→ **Task**:
Please copy out the rows below word for word, all of them, leaving out the pictures.

→ **Listing**:
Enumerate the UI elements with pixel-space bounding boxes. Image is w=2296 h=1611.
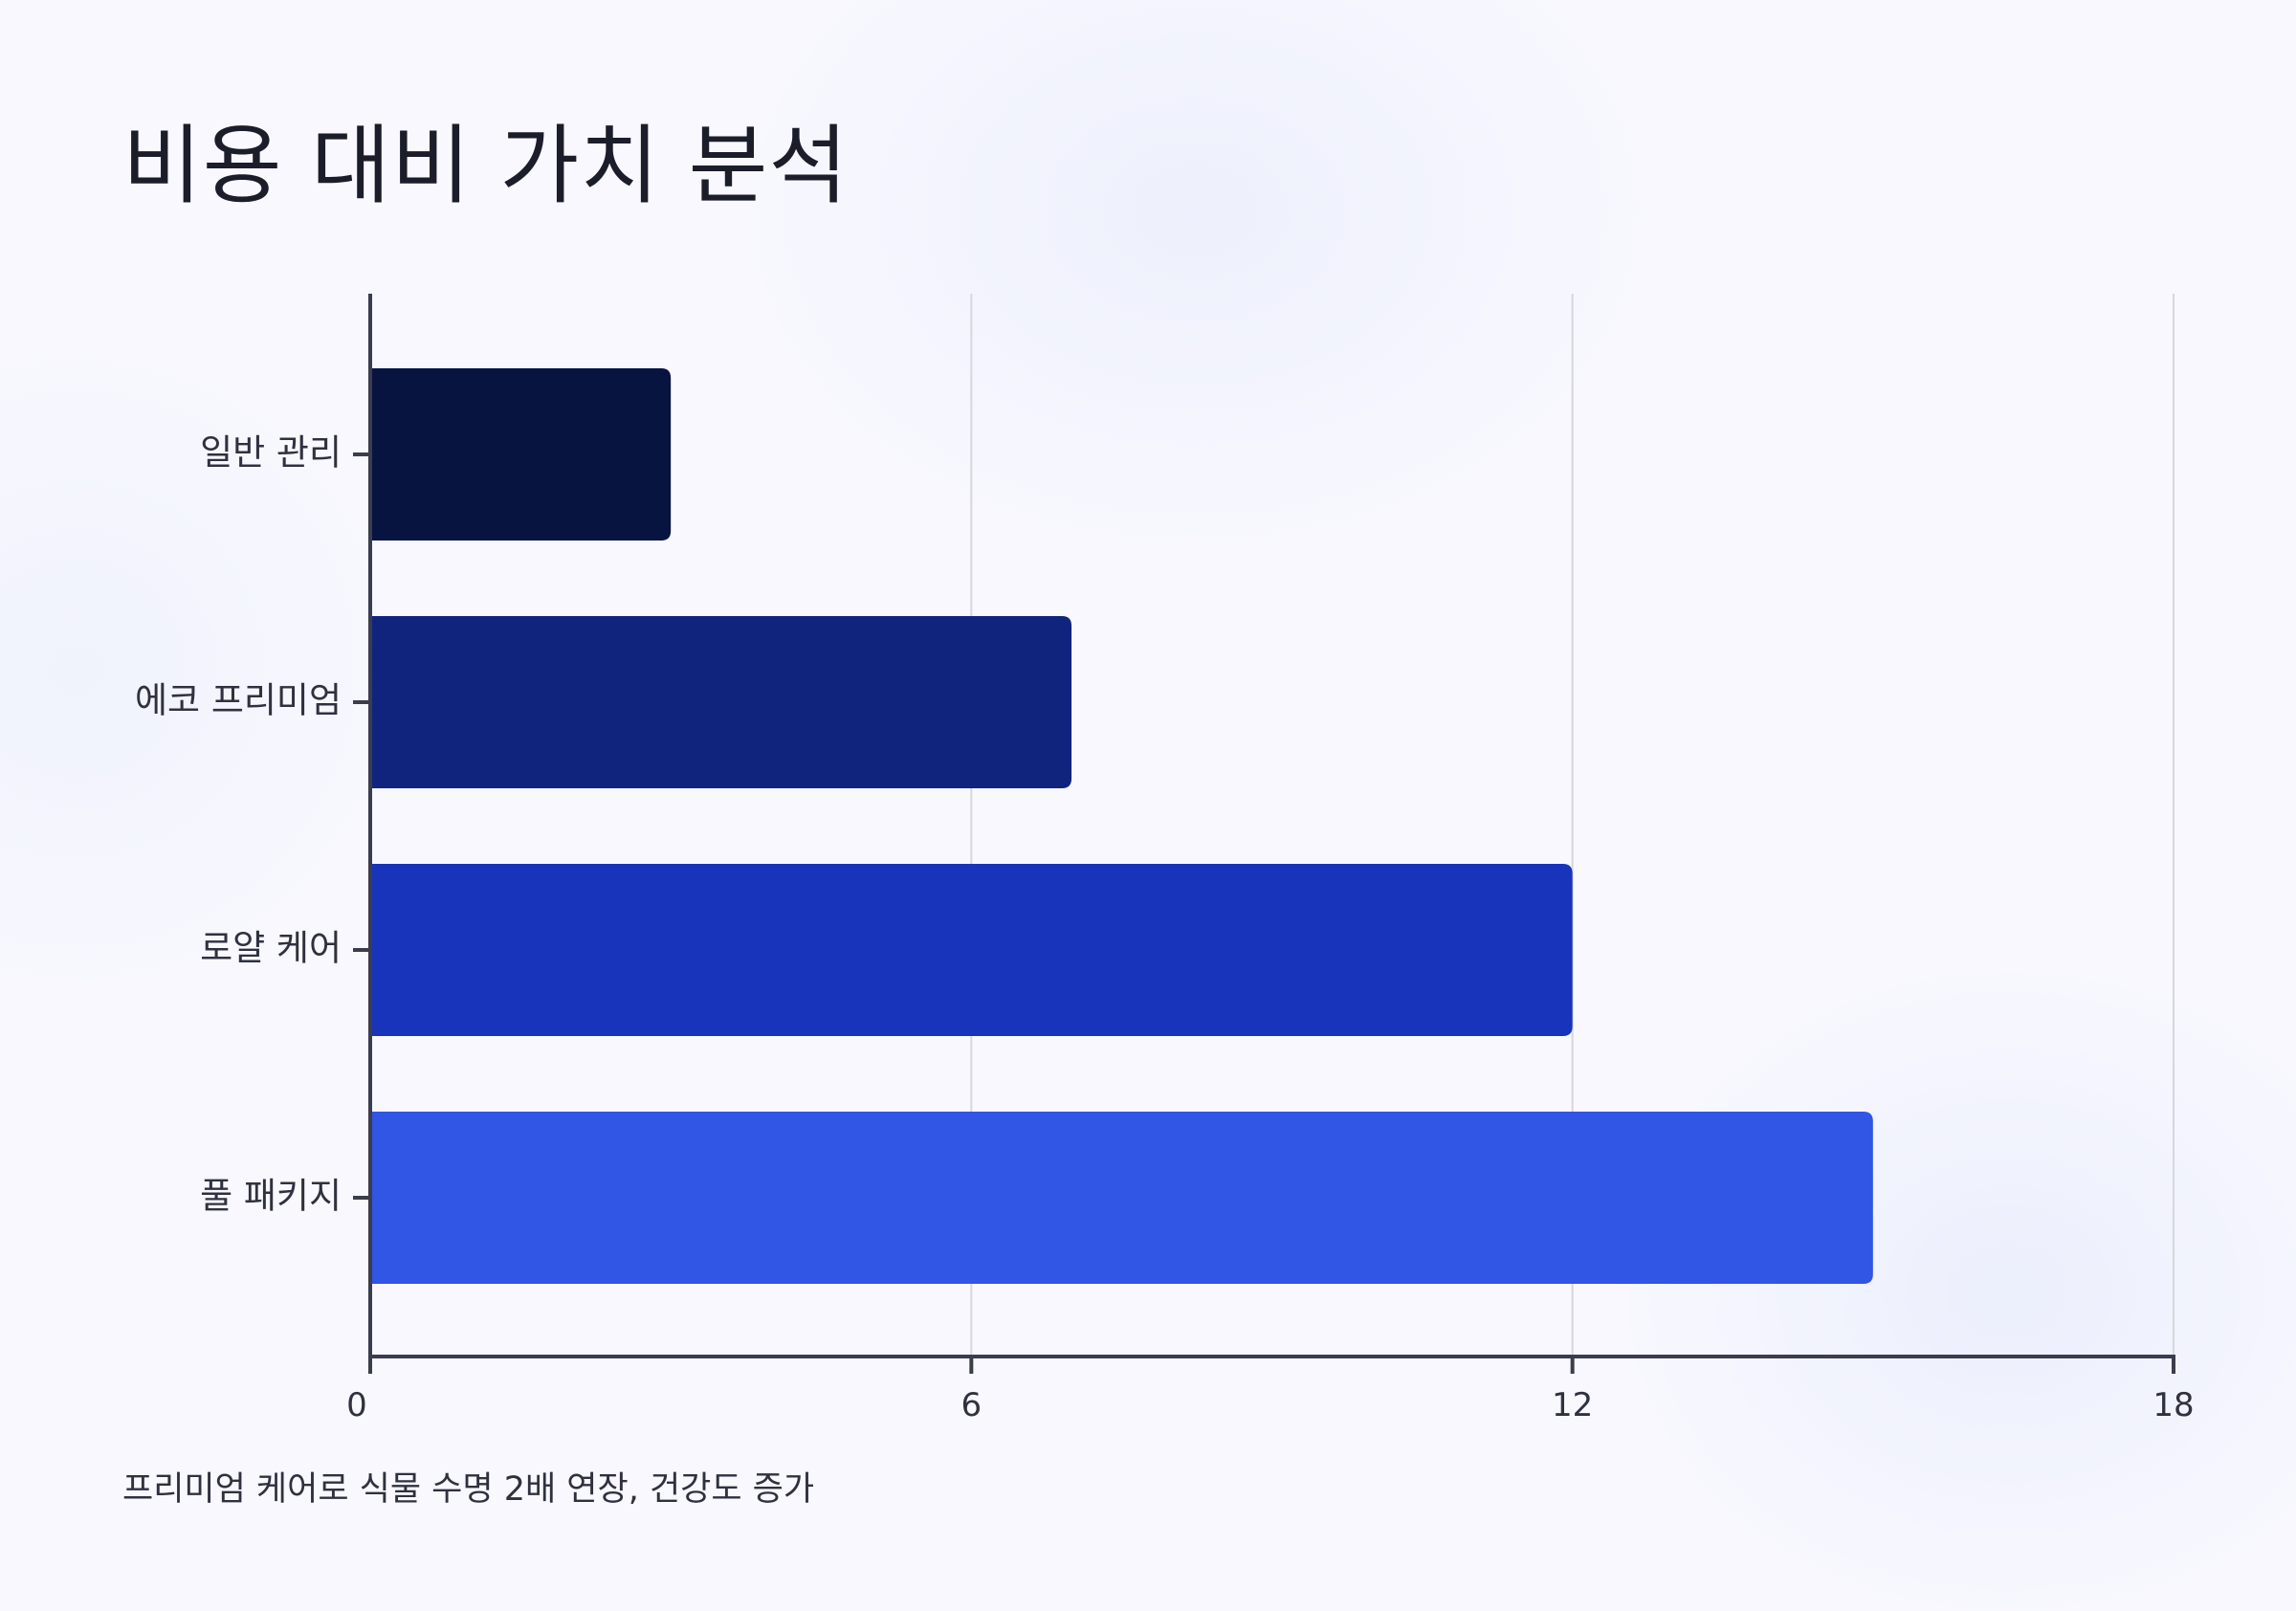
- bar-4: [370, 1112, 1873, 1284]
- x-tick-label-1: 6: [961, 1386, 982, 1424]
- bar-3: [370, 864, 1573, 1036]
- x-tick-label-3: 18: [2152, 1386, 2194, 1424]
- category-label-1: 일반 관리: [200, 432, 342, 474]
- bar-1: [370, 368, 672, 541]
- axes: [353, 294, 2175, 1374]
- category-label-2: 에코 프리미엄: [135, 680, 342, 721]
- chart-title: 비용 대비 가치 분석: [122, 116, 850, 216]
- category-label-3: 로얄 케어: [200, 928, 342, 969]
- bar-2: [370, 616, 1072, 788]
- category-label-4: 풀 패키지: [200, 1176, 342, 1217]
- x-tick-label-0: 0: [346, 1386, 367, 1424]
- bars: [370, 368, 1873, 1284]
- chart-caption: 프리미엄 케어로 식물 수명 2배 연장, 건강도 증가: [122, 1470, 815, 1509]
- x-tick-label-2: 12: [1552, 1386, 1593, 1424]
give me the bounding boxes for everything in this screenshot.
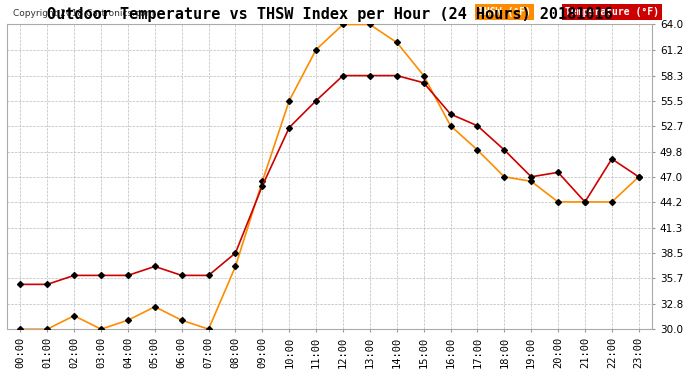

→ **Answer**:
Enumerate the UI elements with pixel-space bounding boxes. Image is w=2296 h=1611.
- bar-4: [370, 1112, 1873, 1284]
- x-tick-label-1: 6: [961, 1386, 982, 1424]
- bar-3: [370, 864, 1573, 1036]
- x-tick-label-3: 18: [2152, 1386, 2194, 1424]
- category-label-1: 일반 관리: [200, 432, 342, 474]
- bar-1: [370, 368, 672, 541]
- axes: [353, 294, 2175, 1374]
- category-label-2: 에코 프리미엄: [135, 680, 342, 721]
- chart-title: 비용 대비 가치 분석: [122, 116, 850, 216]
- category-label-3: 로얄 케어: [200, 928, 342, 969]
- bar-2: [370, 616, 1072, 788]
- category-label-4: 풀 패키지: [200, 1176, 342, 1217]
- x-tick-label-0: 0: [346, 1386, 367, 1424]
- bars: [370, 368, 1873, 1284]
- chart-caption: 프리미엄 케어로 식물 수명 2배 연장, 건강도 증가: [122, 1470, 815, 1509]
- x-tick-label-2: 12: [1552, 1386, 1593, 1424]
give me the bounding boxes for everything in this screenshot.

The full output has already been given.